**Brief**.
Note each line where "name" appears, and copy it.

* begin *

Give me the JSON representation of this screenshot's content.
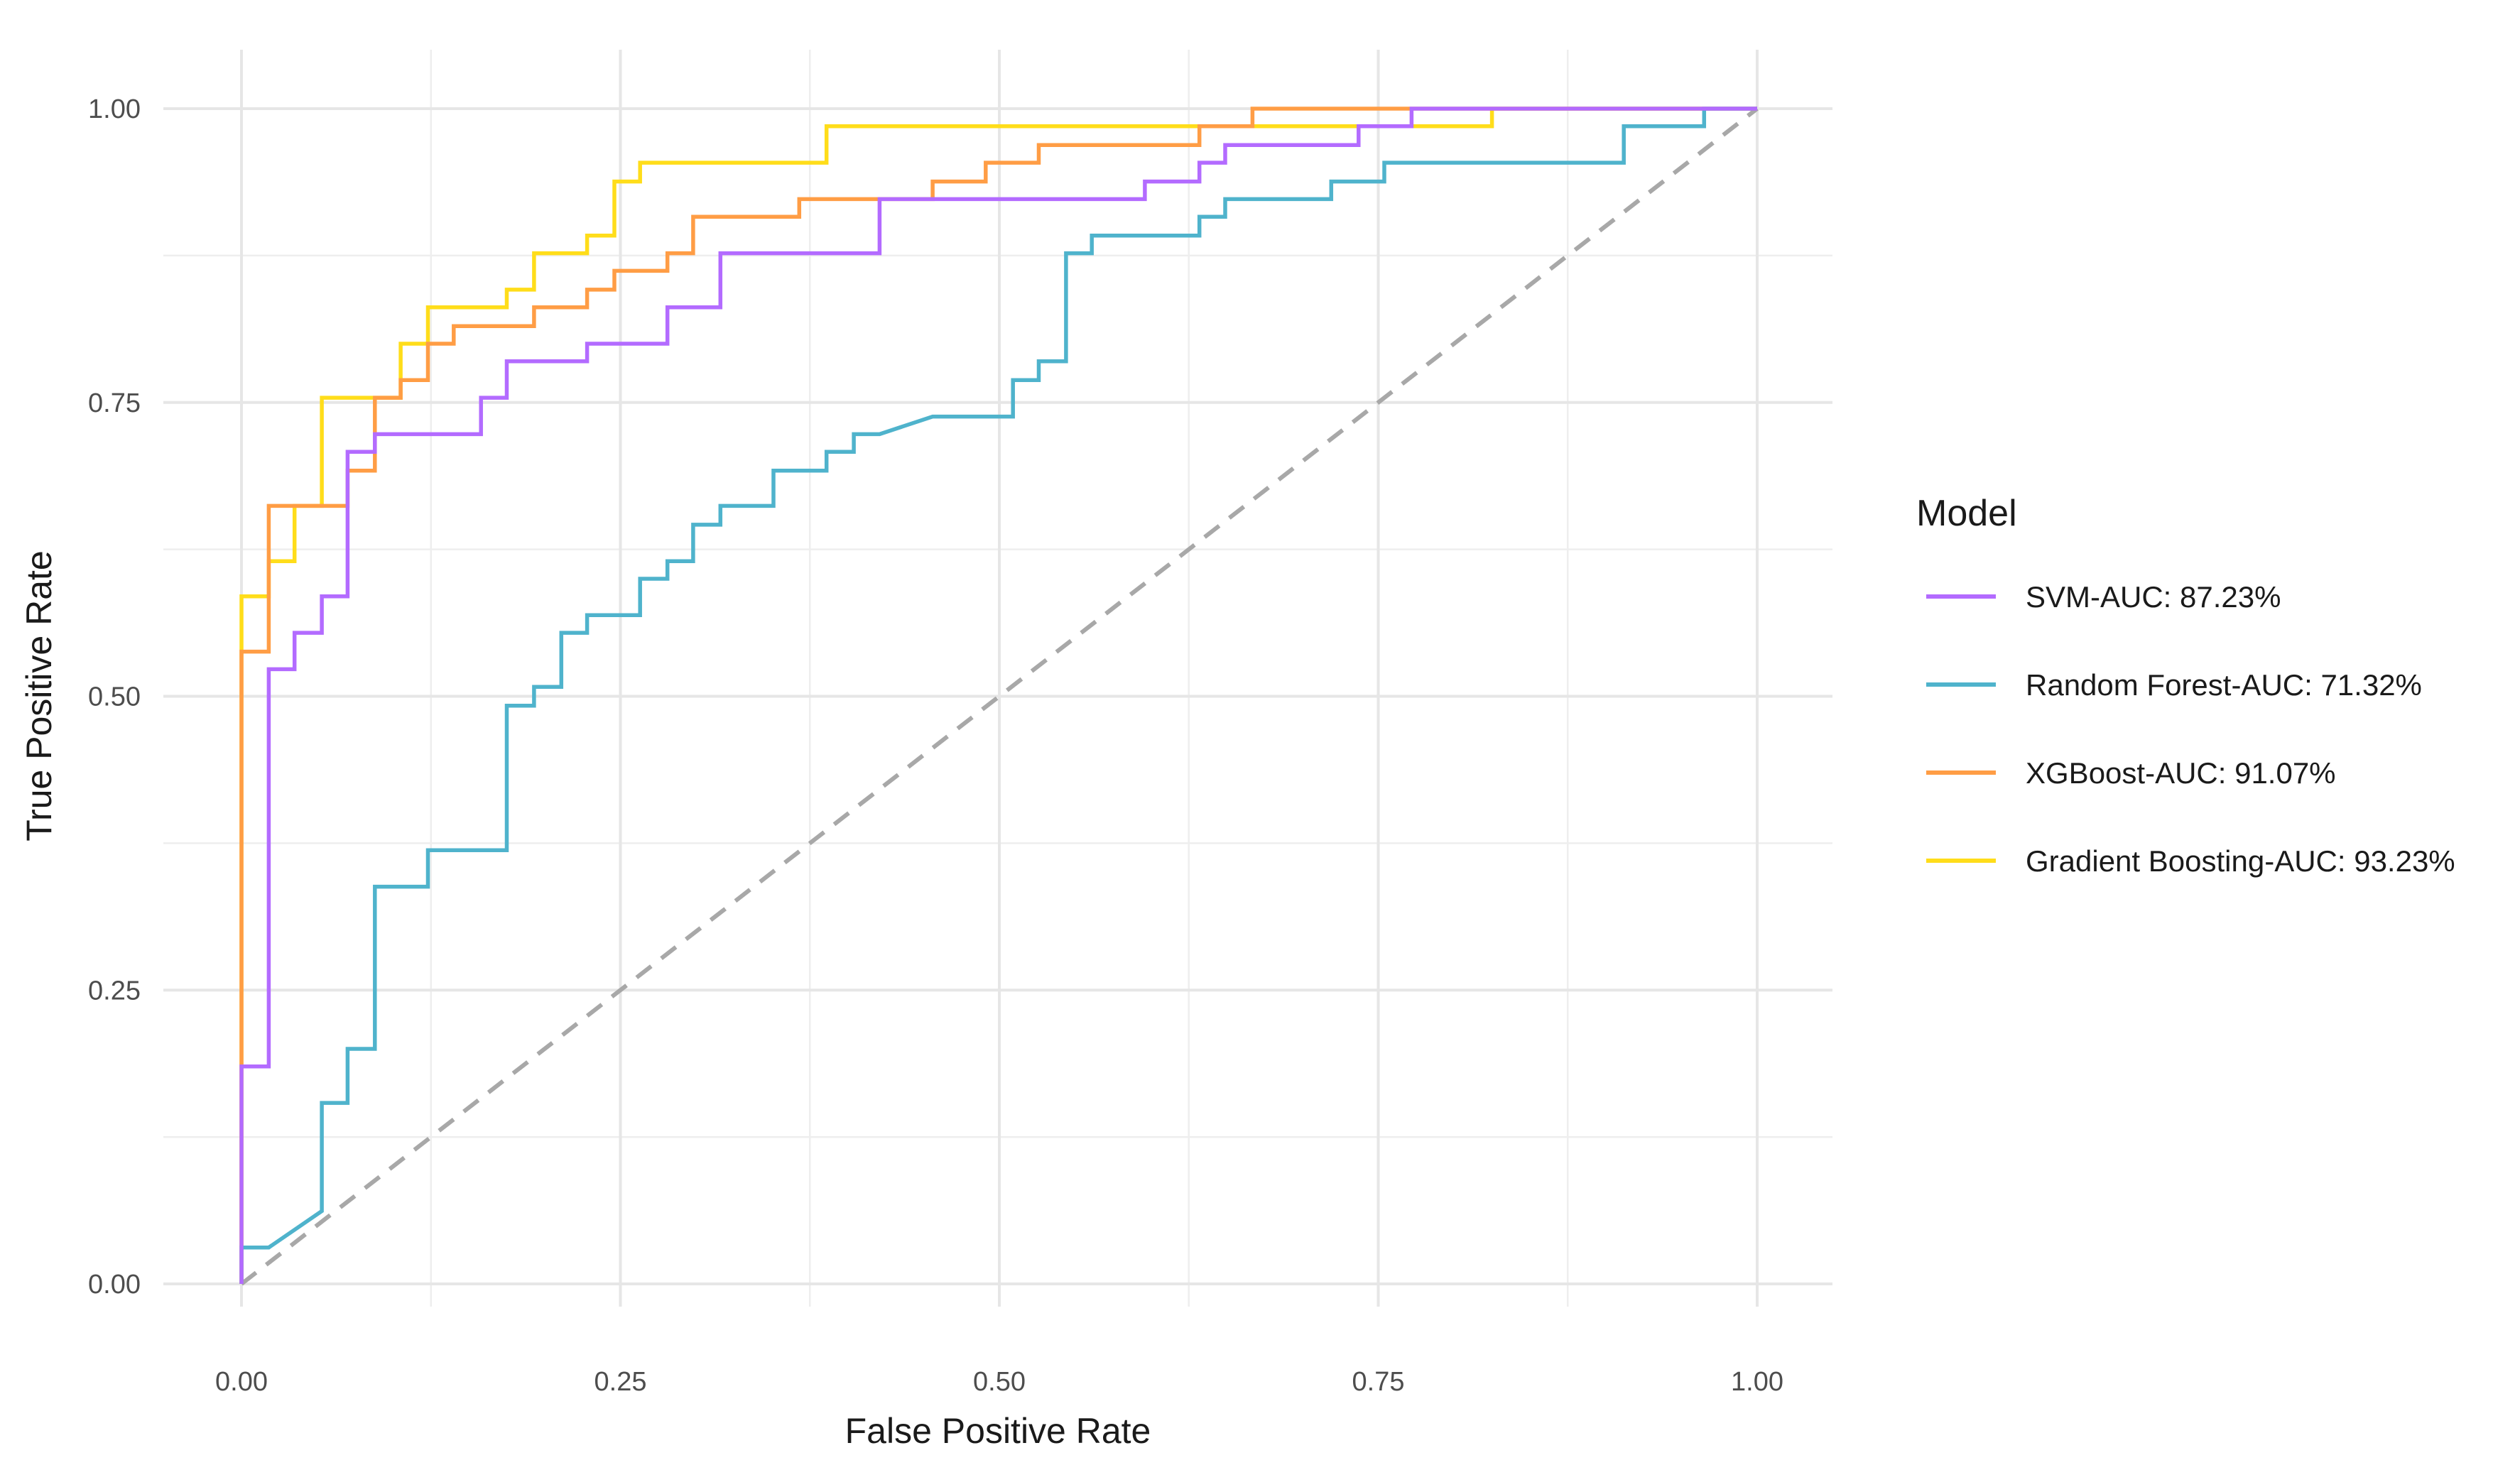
{
  "chart_data": {
    "type": "line",
    "title": "",
    "xlabel": "False Positive Rate",
    "ylabel": "True Positive Rate",
    "xlim": [
      0,
      1
    ],
    "ylim": [
      0,
      1
    ],
    "grid": true,
    "x_ticks": [
      0,
      0.25,
      0.5,
      0.75,
      1
    ],
    "x_tick_labels": [
      "0.00",
      "0.25",
      "0.50",
      "0.75",
      "1.00"
    ],
    "y_ticks": [
      0,
      0.25,
      0.5,
      0.75,
      1
    ],
    "y_tick_labels": [
      "0.00",
      "0.25",
      "0.50",
      "0.75",
      "1.00"
    ],
    "reference_line": {
      "x": [
        0,
        1
      ],
      "y": [
        0,
        1
      ],
      "style": "dashed",
      "color": "#a8a8a8"
    },
    "legend": {
      "title": "Model",
      "placement": "right"
    },
    "series": [
      {
        "name": "SVM-AUC: 87.23%",
        "color": "#b36bff",
        "x": [
          0,
          0,
          0.018,
          0.018,
          0.035,
          0.035,
          0.053,
          0.053,
          0.07,
          0.07,
          0.088,
          0.088,
          0.105,
          0.105,
          0.158,
          0.158,
          0.175,
          0.175,
          0.228,
          0.228,
          0.281,
          0.281,
          0.316,
          0.316,
          0.421,
          0.421,
          0.596,
          0.596,
          0.632,
          0.632,
          0.649,
          0.649,
          0.737,
          0.737,
          0.772,
          0.772,
          1
        ],
        "y": [
          0,
          0.185,
          0.185,
          0.523,
          0.523,
          0.554,
          0.554,
          0.585,
          0.585,
          0.708,
          0.708,
          0.723,
          0.723,
          0.723,
          0.723,
          0.754,
          0.754,
          0.785,
          0.785,
          0.8,
          0.8,
          0.831,
          0.831,
          0.877,
          0.877,
          0.923,
          0.923,
          0.938,
          0.938,
          0.954,
          0.954,
          0.969,
          0.969,
          0.985,
          0.985,
          1,
          1
        ]
      },
      {
        "name": "Random Forest-AUC: 71.32%",
        "color": "#4fb3cc",
        "x": [
          0,
          0,
          0.018,
          0.053,
          0.053,
          0.07,
          0.07,
          0.088,
          0.088,
          0.123,
          0.123,
          0.175,
          0.175,
          0.193,
          0.193,
          0.211,
          0.211,
          0.228,
          0.228,
          0.263,
          0.263,
          0.281,
          0.281,
          0.298,
          0.298,
          0.316,
          0.316,
          0.351,
          0.351,
          0.386,
          0.386,
          0.404,
          0.404,
          0.421,
          0.421,
          0.456,
          0.509,
          0.509,
          0.526,
          0.526,
          0.544,
          0.544,
          0.561,
          0.561,
          0.632,
          0.632,
          0.649,
          0.649,
          0.719,
          0.719,
          0.754,
          0.754,
          0.912,
          0.912,
          0.965,
          0.965,
          1
        ],
        "y": [
          0,
          0.031,
          0.031,
          0.062,
          0.154,
          0.154,
          0.2,
          0.2,
          0.338,
          0.338,
          0.369,
          0.369,
          0.492,
          0.492,
          0.508,
          0.508,
          0.554,
          0.554,
          0.569,
          0.569,
          0.6,
          0.6,
          0.615,
          0.615,
          0.646,
          0.646,
          0.662,
          0.662,
          0.692,
          0.692,
          0.708,
          0.708,
          0.723,
          0.723,
          0.723,
          0.738,
          0.738,
          0.769,
          0.769,
          0.785,
          0.785,
          0.877,
          0.877,
          0.892,
          0.892,
          0.908,
          0.908,
          0.923,
          0.923,
          0.938,
          0.938,
          0.954,
          0.954,
          0.985,
          0.985,
          1,
          1
        ]
      },
      {
        "name": "XGBoost-AUC: 91.07%",
        "color": "#ff9d45",
        "x": [
          0,
          0,
          0.018,
          0.018,
          0.07,
          0.07,
          0.088,
          0.088,
          0.105,
          0.105,
          0.123,
          0.123,
          0.14,
          0.14,
          0.193,
          0.193,
          0.228,
          0.228,
          0.246,
          0.246,
          0.281,
          0.281,
          0.298,
          0.298,
          0.368,
          0.368,
          0.456,
          0.456,
          0.491,
          0.491,
          0.526,
          0.526,
          0.632,
          0.632,
          0.667,
          0.667,
          1
        ],
        "y": [
          0,
          0.538,
          0.538,
          0.662,
          0.662,
          0.692,
          0.692,
          0.754,
          0.754,
          0.769,
          0.769,
          0.8,
          0.8,
          0.815,
          0.815,
          0.831,
          0.831,
          0.846,
          0.846,
          0.862,
          0.862,
          0.877,
          0.877,
          0.908,
          0.908,
          0.923,
          0.923,
          0.938,
          0.938,
          0.954,
          0.954,
          0.969,
          0.969,
          0.985,
          0.985,
          1,
          1
        ]
      },
      {
        "name": "Gradient Boosting-AUC: 93.23%",
        "color": "#ffdd1a",
        "x": [
          0,
          0,
          0.018,
          0.018,
          0.035,
          0.035,
          0.053,
          0.053,
          0.105,
          0.105,
          0.123,
          0.123,
          0.175,
          0.175,
          0.193,
          0.193,
          0.228,
          0.228,
          0.246,
          0.246,
          0.263,
          0.263,
          0.386,
          0.386,
          0.825,
          0.825,
          1
        ],
        "y": [
          0,
          0.585,
          0.585,
          0.615,
          0.615,
          0.662,
          0.662,
          0.754,
          0.754,
          0.8,
          0.8,
          0.831,
          0.831,
          0.846,
          0.846,
          0.877,
          0.877,
          0.892,
          0.892,
          0.938,
          0.938,
          0.954,
          0.954,
          0.985,
          0.985,
          1,
          1
        ]
      }
    ]
  }
}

* end *

**The reply**.
        "name": "SVM-AUC: 87.23%",
        "name": "Random Forest-AUC: 71.32%",
        "name": "XGBoost-AUC: 91.07%",
        "name": "Gradient Boosting-AUC: 93.23%",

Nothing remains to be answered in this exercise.